> _Stated exercise_: Write out all of the entries exactly as given.
#### Task input ####
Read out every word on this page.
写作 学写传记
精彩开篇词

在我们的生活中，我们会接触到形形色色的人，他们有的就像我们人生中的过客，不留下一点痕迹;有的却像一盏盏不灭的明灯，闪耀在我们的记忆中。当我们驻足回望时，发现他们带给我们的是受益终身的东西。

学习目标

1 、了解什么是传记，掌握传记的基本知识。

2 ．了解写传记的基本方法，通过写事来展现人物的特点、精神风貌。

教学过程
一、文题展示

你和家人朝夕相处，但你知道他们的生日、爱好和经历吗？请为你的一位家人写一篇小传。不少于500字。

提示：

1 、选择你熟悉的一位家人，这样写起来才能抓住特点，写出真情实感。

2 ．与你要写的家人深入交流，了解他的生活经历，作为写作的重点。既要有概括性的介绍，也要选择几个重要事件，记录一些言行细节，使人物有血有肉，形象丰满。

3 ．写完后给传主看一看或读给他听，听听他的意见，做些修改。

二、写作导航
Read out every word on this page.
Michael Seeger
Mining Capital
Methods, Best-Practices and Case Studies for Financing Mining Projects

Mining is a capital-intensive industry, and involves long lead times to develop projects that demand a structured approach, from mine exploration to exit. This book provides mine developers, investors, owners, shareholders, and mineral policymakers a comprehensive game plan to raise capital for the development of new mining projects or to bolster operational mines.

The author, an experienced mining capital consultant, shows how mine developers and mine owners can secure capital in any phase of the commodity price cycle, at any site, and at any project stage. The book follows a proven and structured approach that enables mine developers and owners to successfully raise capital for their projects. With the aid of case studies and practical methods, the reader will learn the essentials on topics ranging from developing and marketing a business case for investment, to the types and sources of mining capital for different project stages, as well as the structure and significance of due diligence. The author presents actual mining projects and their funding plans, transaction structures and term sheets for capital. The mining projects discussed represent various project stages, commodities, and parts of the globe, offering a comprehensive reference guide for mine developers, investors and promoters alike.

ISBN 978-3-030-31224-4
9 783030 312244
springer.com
####
> _Response to this exercise_:
Read out every word on this page.
写作 学写传记
精彩开篇词

在我们的生活中，我们会接触到形形色色的人，他们有的就像我们人生中的过客，不留下一点痕迹;有的却像一盏盏不灭的明灯，闪耀在我们的记忆中。当我们驻足回望时，发现他们带给我们的是受益终身的东西。

学习目标

1 、了解什么是传记，掌握传记的基本知识。

2 ．了解写传记的基本方法，通过写事来展现人物的特点、精神风貌。

教学过程
一、文题展示

你和家人朝夕相处，但你知道他们的生日、爱好和经历吗？请为你的一位家人写一篇小传。不少于500字。

提示：

1 、选择你熟悉的一位家人，这样写起来才能抓住特点，写出真情实感。

2 ．与你要写的家人深入交流，了解他的生活经历，作为写作的重点。既要有概括性的介绍，也要选择几个重要事件，记录一些言行细节，使人物有血有肉，形象丰满。

3 ．写完后给传主看一看或读给他听，听听他的意见，做些修改。

二、写作导航
Read out every word on this page.
Michael Seeger
Mining Capital
Methods, Best-Practices and Case Studies for Financing Mining Projects

Mining is a capital-intensive industry, and involves long lead times to develop projects that demand a structured approach, from mine exploration to exit. This book provides mine developers, investors, owners, shareholders, and mineral policymakers a comprehensive game plan to raise capital for the development of new mining projects or to bolster operational mines.

The author, an experienced mining capital consultant, shows how mine developers and mine owners can secure capital in any phase of the commodity price cycle, at any site, and at any project stage. The book follows a proven and structured approach that enables mine developers and owners to successfully raise capital for their projects. With the aid of case studies and practical methods, the reader will learn the essentials on topics ranging from developing and marketing a business case for investment, to the types and sources of mining capital for different project stages, as well as the structure and significance of due diligence. The author presents actual mining projects and their funding plans, transaction structures and term sheets for capital. The mining projects discussed represent various project stages, commodities, and parts of the globe, offering a comprehensive reference guide for mine developers, investors and promoters alike.

ISBN 978-3-030-31224-4
9 783030 312244
springer.com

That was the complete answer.